### Problem
Your copy of the material below should match it exactly, except that it holds no pictures.

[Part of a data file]
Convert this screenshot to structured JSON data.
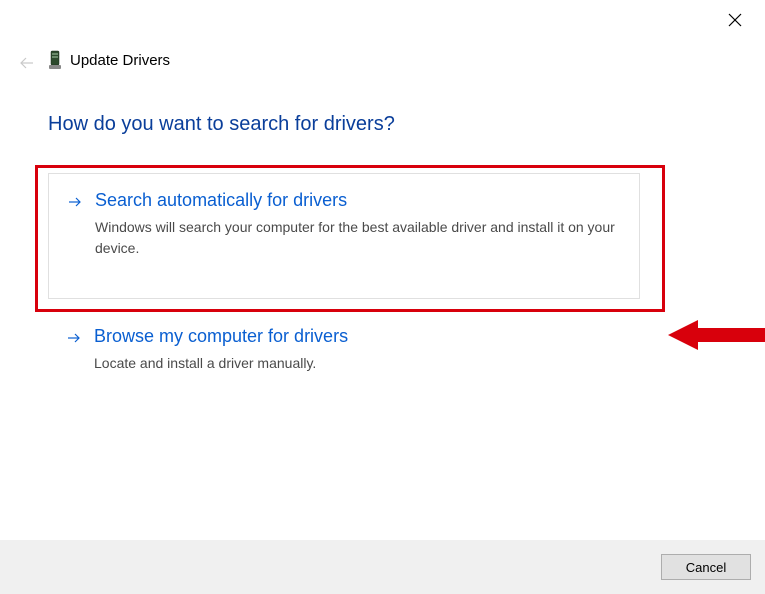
{
  "window": {
    "title": "Update Drivers"
  },
  "heading": "How do you want to search for drivers?",
  "options": [
    {
      "title": "Search automatically for drivers",
      "desc": "Windows will search your computer for the best available driver and install it on your device."
    },
    {
      "title": "Browse my computer for drivers",
      "desc": "Locate and install a driver manually."
    }
  ],
  "footer": {
    "cancel": "Cancel"
  }
}
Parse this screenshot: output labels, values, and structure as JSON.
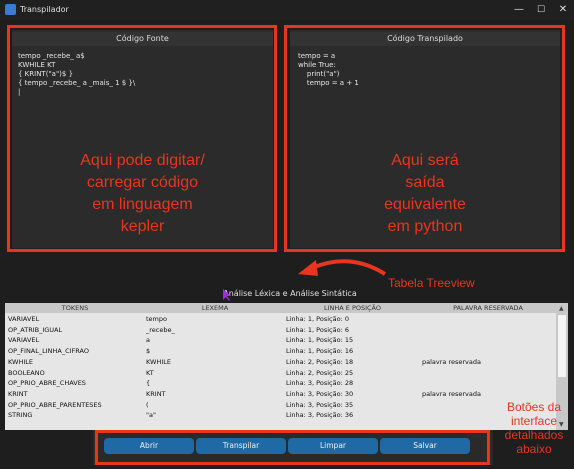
{
  "window": {
    "title": "Transpilador",
    "minimize": "—",
    "maximize": "☐",
    "close": "✕"
  },
  "source_panel": {
    "header": "Código Fonte",
    "code": "tempo _recebe_ a$\nKWHILE KT\n{ KRINT(\"a\")$ }\n{ tempo _recebe_ a _mais_ 1 $ }\\\n|"
  },
  "target_panel": {
    "header": "Código Transpilado",
    "code": "tempo = a\nwhile True:\n    print(\"a\")\n    tempo = a + 1"
  },
  "annotations": {
    "source": "Aqui pode digitar/\ncarregar código\nem linguagem\nkepler",
    "target": "Aqui será\nsaída\nequivalente\nem python",
    "treeview": "Tabela Treeview",
    "buttons": "Botões da\ninterface\ndetalhados\nabaixo"
  },
  "analysis": {
    "title": "Análise Léxica e Análise Sintática",
    "columns": [
      "TOKENS",
      "LEXEMA",
      "LINHA E POSIÇÃO",
      "PALAVRA RESERVADA"
    ],
    "rows": [
      [
        "VARIAVEL",
        "tempo",
        "Linha: 1, Posição: 0",
        ""
      ],
      [
        "OP_ATRIB_IGUAL",
        "_recebe_",
        "Linha: 1, Posição: 6",
        ""
      ],
      [
        "VARIAVEL",
        "a",
        "Linha: 1, Posição: 15",
        ""
      ],
      [
        "OP_FINAL_LINHA_CIFRAO",
        "$",
        "Linha: 1, Posição: 16",
        ""
      ],
      [
        "KWHILE",
        "KWHILE",
        "Linha: 2, Posição: 18",
        "palavra reservada"
      ],
      [
        "BOOLEANO",
        "KT",
        "Linha: 2, Posição: 25",
        ""
      ],
      [
        "OP_PRIO_ABRE_CHAVES",
        "{",
        "Linha: 3, Posição: 28",
        ""
      ],
      [
        "KRINT",
        "KRINT",
        "Linha: 3, Posição: 30",
        "palavra reservada"
      ],
      [
        "OP_PRIO_ABRE_PARENTESES",
        "(",
        "Linha: 3, Posição: 35",
        ""
      ],
      [
        "STRING",
        "\"a\"",
        "Linha: 3, Posição: 36",
        ""
      ]
    ]
  },
  "buttons": {
    "open": "Abrir",
    "transpile": "Transpilar",
    "clear": "Limpar",
    "save": "Salvar"
  },
  "colors": {
    "annotation_red": "#e8351f",
    "button_blue": "#1f6aa5",
    "cursor_purple": "#9b30d9"
  }
}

### Solution
Convert this screenshot to structured JSON data.
{
  "window": {
    "title": "Update Drivers"
  },
  "heading": "How do you want to search for drivers?",
  "options": [
    {
      "title": "Search automatically for drivers",
      "desc": "Windows will search your computer for the best available driver and install it on your device."
    },
    {
      "title": "Browse my computer for drivers",
      "desc": "Locate and install a driver manually."
    }
  ],
  "footer": {
    "cancel": "Cancel"
  }
}
Parse this screenshot: output labels, values, and structure as JSON.
{
  "window": {
    "title": "Transpilador",
    "minimize": "—",
    "maximize": "☐",
    "close": "✕"
  },
  "source_panel": {
    "header": "Código Fonte",
    "code": "tempo _recebe_ a$\nKWHILE KT\n{ KRINT(\"a\")$ }\n{ tempo _recebe_ a _mais_ 1 $ }\\\n|"
  },
  "target_panel": {
    "header": "Código Transpilado",
    "code": "tempo = a\nwhile True:\n    print(\"a\")\n    tempo = a + 1"
  },
  "annotations": {
    "source": "Aqui pode digitar/\ncarregar código\nem linguagem\nkepler",
    "target": "Aqui será\nsaída\nequivalente\nem python",
    "treeview": "Tabela Treeview",
    "buttons": "Botões da\ninterface\ndetalhados\nabaixo"
  },
  "analysis": {
    "title": "Análise Léxica e Análise Sintática",
    "columns": [
      "TOKENS",
      "LEXEMA",
      "LINHA E POSIÇÃO",
      "PALAVRA RESERVADA"
    ],
    "rows": [
      [
        "VARIAVEL",
        "tempo",
        "Linha: 1, Posição: 0",
        ""
      ],
      [
        "OP_ATRIB_IGUAL",
        "_recebe_",
        "Linha: 1, Posição: 6",
        ""
      ],
      [
        "VARIAVEL",
        "a",
        "Linha: 1, Posição: 15",
        ""
      ],
      [
        "OP_FINAL_LINHA_CIFRAO",
        "$",
        "Linha: 1, Posição: 16",
        ""
      ],
      [
        "KWHILE",
        "KWHILE",
        "Linha: 2, Posição: 18",
        "palavra reservada"
      ],
      [
        "BOOLEANO",
        "KT",
        "Linha: 2, Posição: 25",
        ""
      ],
      [
        "OP_PRIO_ABRE_CHAVES",
        "{",
        "Linha: 3, Posição: 28",
        ""
      ],
      [
        "KRINT",
        "KRINT",
        "Linha: 3, Posição: 30",
        "palavra reservada"
      ],
      [
        "OP_PRIO_ABRE_PARENTESES",
        "(",
        "Linha: 3, Posição: 35",
        ""
      ],
      [
        "STRING",
        "\"a\"",
        "Linha: 3, Posição: 36",
        ""
      ]
    ]
  },
  "buttons": {
    "open": "Abrir",
    "transpile": "Transpilar",
    "clear": "Limpar",
    "save": "Salvar"
  },
  "colors": {
    "annotation_red": "#e8351f",
    "button_blue": "#1f6aa5",
    "cursor_purple": "#9b30d9"
  }
}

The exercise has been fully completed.